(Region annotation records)
++++++++++++++++++++
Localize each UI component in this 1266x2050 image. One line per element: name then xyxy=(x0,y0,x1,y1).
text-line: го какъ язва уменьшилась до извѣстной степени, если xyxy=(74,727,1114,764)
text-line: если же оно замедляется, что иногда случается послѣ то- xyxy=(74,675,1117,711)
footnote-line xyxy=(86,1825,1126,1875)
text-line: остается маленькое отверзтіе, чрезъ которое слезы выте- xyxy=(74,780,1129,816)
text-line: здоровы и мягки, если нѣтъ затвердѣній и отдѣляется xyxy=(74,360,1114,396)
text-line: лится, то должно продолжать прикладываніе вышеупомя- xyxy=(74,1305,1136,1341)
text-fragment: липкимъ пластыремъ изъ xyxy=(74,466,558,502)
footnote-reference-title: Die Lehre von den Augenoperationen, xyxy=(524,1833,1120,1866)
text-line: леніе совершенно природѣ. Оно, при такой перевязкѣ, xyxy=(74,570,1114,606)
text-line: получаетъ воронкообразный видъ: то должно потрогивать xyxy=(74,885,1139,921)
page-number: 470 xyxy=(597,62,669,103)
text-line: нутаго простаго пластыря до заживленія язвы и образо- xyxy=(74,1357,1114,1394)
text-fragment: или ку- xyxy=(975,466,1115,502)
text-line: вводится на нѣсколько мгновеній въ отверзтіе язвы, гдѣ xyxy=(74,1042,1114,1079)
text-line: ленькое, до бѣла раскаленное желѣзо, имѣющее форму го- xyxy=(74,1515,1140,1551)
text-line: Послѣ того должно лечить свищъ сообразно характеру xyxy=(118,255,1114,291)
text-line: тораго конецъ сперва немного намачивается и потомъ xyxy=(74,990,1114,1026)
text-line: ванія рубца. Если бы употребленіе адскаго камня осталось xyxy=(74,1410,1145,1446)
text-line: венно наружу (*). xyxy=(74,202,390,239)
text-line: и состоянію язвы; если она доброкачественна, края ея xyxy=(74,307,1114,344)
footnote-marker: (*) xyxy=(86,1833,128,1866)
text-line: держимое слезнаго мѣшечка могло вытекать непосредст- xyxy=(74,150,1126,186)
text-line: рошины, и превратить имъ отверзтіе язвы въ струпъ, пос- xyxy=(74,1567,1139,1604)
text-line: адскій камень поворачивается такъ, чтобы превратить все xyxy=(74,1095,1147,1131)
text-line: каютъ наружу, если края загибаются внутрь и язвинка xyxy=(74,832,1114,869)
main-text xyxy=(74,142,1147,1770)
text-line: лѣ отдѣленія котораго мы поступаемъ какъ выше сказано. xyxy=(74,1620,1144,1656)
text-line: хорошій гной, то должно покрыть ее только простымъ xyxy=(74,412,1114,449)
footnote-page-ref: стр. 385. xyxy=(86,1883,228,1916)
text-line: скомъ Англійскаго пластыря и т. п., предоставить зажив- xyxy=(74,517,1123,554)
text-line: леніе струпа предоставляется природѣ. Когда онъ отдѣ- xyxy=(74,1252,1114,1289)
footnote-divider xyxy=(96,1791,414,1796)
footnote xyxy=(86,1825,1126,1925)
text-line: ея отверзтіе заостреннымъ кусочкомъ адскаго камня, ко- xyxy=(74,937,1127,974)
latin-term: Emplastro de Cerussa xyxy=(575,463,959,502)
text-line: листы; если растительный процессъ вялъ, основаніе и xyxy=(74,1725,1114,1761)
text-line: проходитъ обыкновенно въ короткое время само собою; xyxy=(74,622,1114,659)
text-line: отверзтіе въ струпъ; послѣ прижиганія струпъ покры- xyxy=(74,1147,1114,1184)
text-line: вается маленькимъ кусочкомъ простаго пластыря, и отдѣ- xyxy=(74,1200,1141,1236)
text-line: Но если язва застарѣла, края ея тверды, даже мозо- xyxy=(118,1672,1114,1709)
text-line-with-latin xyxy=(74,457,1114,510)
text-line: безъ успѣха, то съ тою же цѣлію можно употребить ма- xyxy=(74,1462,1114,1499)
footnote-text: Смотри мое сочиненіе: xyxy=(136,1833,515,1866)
++++++++++++++++++++
_Directions for this task_
Rewrite the records above, switching "UI component" to "page region" wherever it occurs and leaving everything else unchanged.

_Task result_
Localize each page region in this 1266x2050 image. One line per element: name then xyxy=(x0,y0,x1,y1).
text-line: го какъ язва уменьшилась до извѣстной степени, если xyxy=(74,727,1114,764)
text-line: если же оно замедляется, что иногда случается послѣ то- xyxy=(74,675,1117,711)
footnote-line xyxy=(86,1825,1126,1875)
text-line: остается маленькое отверзтіе, чрезъ которое слезы выте- xyxy=(74,780,1129,816)
text-line: здоровы и мягки, если нѣтъ затвердѣній и отдѣляется xyxy=(74,360,1114,396)
text-line: лится, то должно продолжать прикладываніе вышеупомя- xyxy=(74,1305,1136,1341)
text-fragment: липкимъ пластыремъ изъ xyxy=(74,466,558,502)
footnote-reference-title: Die Lehre von den Augenoperationen, xyxy=(524,1833,1120,1866)
text-line: леніе совершенно природѣ. Оно, при такой перевязкѣ, xyxy=(74,570,1114,606)
text-line: получаетъ воронкообразный видъ: то должно потрогивать xyxy=(74,885,1139,921)
page-number: 470 xyxy=(597,62,669,103)
text-line: нутаго простаго пластыря до заживленія язвы и образо- xyxy=(74,1357,1114,1394)
text-fragment: или ку- xyxy=(975,466,1115,502)
text-line: вводится на нѣсколько мгновеній въ отверзтіе язвы, гдѣ xyxy=(74,1042,1114,1079)
text-line: ленькое, до бѣла раскаленное желѣзо, имѣющее форму го- xyxy=(74,1515,1140,1551)
text-line: Послѣ того должно лечить свищъ сообразно характеру xyxy=(118,255,1114,291)
text-line: тораго конецъ сперва немного намачивается и потомъ xyxy=(74,990,1114,1026)
text-line: ванія рубца. Если бы употребленіе адскаго камня осталось xyxy=(74,1410,1145,1446)
text-line: венно наружу (*). xyxy=(74,202,390,239)
text-line: и состоянію язвы; если она доброкачественна, края ея xyxy=(74,307,1114,344)
footnote-marker: (*) xyxy=(86,1833,128,1866)
text-line: держимое слезнаго мѣшечка могло вытекать непосредст- xyxy=(74,150,1126,186)
text-line: рошины, и превратить имъ отверзтіе язвы въ струпъ, пос- xyxy=(74,1567,1139,1604)
text-line: адскій камень поворачивается такъ, чтобы превратить все xyxy=(74,1095,1147,1131)
text-line: каютъ наружу, если края загибаются внутрь и язвинка xyxy=(74,832,1114,869)
main-text xyxy=(74,142,1147,1770)
text-line: лѣ отдѣленія котораго мы поступаемъ какъ выше сказано. xyxy=(74,1620,1144,1656)
text-line: хорошій гной, то должно покрыть ее только простымъ xyxy=(74,412,1114,449)
footnote-page-ref: стр. 385. xyxy=(86,1883,228,1916)
text-line: скомъ Англійскаго пластыря и т. п., предоставить зажив- xyxy=(74,517,1123,554)
text-line: леніе струпа предоставляется природѣ. Когда онъ отдѣ- xyxy=(74,1252,1114,1289)
footnote-divider xyxy=(96,1791,414,1796)
footnote xyxy=(86,1825,1126,1925)
text-line: ея отверзтіе заостреннымъ кусочкомъ адскаго камня, ко- xyxy=(74,937,1127,974)
latin-term: Emplastro de Cerussa xyxy=(575,463,959,502)
text-line: листы; если растительный процессъ вялъ, основаніе и xyxy=(74,1725,1114,1761)
text-line: проходитъ обыкновенно въ короткое время само собою; xyxy=(74,622,1114,659)
text-line: отверзтіе въ струпъ; послѣ прижиганія струпъ покры- xyxy=(74,1147,1114,1184)
text-line: вается маленькимъ кусочкомъ простаго пластыря, и отдѣ- xyxy=(74,1200,1141,1236)
text-line: Но если язва застарѣла, края ея тверды, даже мозо- xyxy=(118,1672,1114,1709)
text-line-with-latin xyxy=(74,457,1114,510)
text-line: безъ успѣха, то съ тою же цѣлію можно употребить ма- xyxy=(74,1462,1114,1499)
footnote-text: Смотри мое сочиненіе: xyxy=(136,1833,515,1866)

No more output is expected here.